Directions — Please print every record below exactly as it appears.

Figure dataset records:
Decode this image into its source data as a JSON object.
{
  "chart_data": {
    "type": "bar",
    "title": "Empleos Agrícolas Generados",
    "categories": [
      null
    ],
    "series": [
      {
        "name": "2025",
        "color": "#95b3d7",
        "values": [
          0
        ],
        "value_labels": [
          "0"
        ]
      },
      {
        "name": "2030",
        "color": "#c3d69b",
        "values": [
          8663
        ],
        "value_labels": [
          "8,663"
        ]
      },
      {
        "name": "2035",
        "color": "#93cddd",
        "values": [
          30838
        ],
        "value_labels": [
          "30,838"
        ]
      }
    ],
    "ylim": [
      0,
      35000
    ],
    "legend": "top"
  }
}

Task result —
Decode this image into its source data as a JSON object.
{
  "chart_data": {
    "type": "bar",
    "title": "Empleos Agrícolas Generados",
    "categories": [
      null
    ],
    "series": [
      {
        "name": "2025",
        "color": "#95b3d7",
        "values": [
          0
        ],
        "value_labels": [
          "0"
        ]
      },
      {
        "name": "2030",
        "color": "#c3d69b",
        "values": [
          8663
        ],
        "value_labels": [
          "8,663"
        ]
      },
      {
        "name": "2035",
        "color": "#93cddd",
        "values": [
          30838
        ],
        "value_labels": [
          "30,838"
        ]
      }
    ],
    "ylim": [
      0,
      35000
    ],
    "legend": "top"
  }
}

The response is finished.